> **Exercise task**
Work through the entries below and report how many lines include "двум". The number alone is the answer.

> **Input for this task**
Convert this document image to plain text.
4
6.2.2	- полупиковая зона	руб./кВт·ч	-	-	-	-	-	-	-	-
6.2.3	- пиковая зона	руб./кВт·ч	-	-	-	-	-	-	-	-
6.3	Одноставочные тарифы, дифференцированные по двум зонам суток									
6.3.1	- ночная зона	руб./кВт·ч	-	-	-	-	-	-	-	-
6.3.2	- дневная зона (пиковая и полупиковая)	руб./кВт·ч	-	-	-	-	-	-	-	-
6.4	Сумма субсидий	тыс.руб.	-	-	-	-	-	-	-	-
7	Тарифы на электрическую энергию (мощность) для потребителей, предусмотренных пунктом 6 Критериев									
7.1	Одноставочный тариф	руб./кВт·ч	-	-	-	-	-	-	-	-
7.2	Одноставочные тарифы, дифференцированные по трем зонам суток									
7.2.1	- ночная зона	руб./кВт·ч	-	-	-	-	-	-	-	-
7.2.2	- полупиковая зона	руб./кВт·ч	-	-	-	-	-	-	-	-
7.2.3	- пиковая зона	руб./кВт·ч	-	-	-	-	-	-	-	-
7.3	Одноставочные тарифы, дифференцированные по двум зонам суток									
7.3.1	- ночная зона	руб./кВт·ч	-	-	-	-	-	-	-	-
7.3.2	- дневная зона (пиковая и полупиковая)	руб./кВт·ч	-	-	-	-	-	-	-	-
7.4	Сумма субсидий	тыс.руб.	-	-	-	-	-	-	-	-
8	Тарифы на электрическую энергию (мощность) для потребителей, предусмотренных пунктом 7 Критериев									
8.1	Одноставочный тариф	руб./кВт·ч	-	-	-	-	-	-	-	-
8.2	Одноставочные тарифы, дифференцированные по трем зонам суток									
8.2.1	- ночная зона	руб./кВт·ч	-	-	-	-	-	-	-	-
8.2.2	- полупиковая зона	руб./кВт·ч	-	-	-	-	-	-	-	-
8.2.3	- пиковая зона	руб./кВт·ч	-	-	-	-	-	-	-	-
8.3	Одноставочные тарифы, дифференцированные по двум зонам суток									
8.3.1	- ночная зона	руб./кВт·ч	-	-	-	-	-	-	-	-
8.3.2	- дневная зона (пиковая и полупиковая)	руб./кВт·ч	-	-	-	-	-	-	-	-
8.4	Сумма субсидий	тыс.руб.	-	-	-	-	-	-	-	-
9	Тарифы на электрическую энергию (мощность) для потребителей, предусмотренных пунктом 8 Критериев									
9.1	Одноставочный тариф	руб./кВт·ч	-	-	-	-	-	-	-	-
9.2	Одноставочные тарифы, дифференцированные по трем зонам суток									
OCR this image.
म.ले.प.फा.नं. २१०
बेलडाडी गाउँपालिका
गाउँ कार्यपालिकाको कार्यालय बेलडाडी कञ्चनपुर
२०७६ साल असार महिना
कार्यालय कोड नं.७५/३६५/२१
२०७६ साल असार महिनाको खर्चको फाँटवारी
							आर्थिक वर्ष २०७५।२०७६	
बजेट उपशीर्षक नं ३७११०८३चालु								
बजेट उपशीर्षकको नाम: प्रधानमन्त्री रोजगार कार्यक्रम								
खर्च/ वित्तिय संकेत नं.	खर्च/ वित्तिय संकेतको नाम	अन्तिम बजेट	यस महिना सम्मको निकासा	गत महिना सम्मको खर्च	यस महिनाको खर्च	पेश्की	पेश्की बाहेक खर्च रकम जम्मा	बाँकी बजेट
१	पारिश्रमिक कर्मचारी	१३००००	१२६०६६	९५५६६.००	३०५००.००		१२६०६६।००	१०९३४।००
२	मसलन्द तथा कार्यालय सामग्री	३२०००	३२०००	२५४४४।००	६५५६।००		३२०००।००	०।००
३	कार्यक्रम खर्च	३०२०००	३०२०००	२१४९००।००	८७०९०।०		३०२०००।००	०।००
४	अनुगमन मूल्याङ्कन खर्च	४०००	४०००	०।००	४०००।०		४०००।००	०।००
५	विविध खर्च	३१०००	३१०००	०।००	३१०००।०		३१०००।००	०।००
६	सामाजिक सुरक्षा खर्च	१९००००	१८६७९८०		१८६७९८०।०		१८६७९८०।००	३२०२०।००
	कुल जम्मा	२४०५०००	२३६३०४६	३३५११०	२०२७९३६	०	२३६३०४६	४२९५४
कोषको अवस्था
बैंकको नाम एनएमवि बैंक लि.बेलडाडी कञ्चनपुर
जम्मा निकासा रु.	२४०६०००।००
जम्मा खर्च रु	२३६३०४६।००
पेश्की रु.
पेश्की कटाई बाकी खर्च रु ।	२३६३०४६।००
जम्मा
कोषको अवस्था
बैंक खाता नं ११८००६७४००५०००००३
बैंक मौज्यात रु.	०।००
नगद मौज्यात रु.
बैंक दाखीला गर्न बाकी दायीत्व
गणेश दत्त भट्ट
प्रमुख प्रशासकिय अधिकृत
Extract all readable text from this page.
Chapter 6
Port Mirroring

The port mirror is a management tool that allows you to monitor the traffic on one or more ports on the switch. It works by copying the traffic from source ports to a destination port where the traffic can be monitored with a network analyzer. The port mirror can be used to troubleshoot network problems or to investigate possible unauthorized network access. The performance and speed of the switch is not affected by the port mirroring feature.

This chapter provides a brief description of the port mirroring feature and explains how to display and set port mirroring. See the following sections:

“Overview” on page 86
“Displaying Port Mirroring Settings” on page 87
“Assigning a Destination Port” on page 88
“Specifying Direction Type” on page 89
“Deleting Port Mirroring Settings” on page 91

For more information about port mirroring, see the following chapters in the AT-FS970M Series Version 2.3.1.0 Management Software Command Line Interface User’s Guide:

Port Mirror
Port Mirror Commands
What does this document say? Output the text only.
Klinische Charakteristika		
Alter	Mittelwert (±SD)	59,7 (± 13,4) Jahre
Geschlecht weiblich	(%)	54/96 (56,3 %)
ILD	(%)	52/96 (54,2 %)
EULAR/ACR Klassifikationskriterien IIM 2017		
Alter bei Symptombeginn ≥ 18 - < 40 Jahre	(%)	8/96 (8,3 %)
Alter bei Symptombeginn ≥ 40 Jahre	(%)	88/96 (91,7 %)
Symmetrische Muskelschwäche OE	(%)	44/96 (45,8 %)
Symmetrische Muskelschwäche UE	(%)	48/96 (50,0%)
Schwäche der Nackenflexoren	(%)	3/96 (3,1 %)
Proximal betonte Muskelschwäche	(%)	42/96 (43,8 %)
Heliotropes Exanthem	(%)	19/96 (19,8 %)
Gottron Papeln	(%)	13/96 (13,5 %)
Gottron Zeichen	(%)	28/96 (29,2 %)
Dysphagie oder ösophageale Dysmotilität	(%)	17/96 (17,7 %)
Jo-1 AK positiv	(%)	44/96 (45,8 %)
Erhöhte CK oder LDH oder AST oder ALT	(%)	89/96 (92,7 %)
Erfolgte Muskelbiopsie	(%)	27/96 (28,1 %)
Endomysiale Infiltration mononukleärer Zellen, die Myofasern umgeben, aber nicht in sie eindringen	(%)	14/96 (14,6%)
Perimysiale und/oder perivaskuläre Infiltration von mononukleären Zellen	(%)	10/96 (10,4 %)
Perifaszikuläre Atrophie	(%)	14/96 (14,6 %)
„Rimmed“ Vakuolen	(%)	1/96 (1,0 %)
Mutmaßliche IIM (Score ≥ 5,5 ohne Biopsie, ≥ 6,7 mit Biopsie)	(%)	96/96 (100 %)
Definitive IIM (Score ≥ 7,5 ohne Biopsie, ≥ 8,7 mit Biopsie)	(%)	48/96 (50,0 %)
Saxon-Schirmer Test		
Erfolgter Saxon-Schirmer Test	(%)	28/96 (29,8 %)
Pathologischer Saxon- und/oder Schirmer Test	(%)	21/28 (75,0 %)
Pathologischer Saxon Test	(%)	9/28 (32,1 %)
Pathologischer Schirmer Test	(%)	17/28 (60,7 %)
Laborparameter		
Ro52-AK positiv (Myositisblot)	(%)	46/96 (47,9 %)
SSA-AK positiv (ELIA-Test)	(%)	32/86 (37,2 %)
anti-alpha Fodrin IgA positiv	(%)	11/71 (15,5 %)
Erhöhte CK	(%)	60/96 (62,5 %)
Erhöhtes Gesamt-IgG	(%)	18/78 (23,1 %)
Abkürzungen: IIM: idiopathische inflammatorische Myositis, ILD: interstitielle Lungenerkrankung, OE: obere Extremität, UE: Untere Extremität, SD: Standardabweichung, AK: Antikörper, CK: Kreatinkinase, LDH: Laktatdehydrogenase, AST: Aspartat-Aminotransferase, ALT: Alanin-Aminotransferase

> **Answer below**
3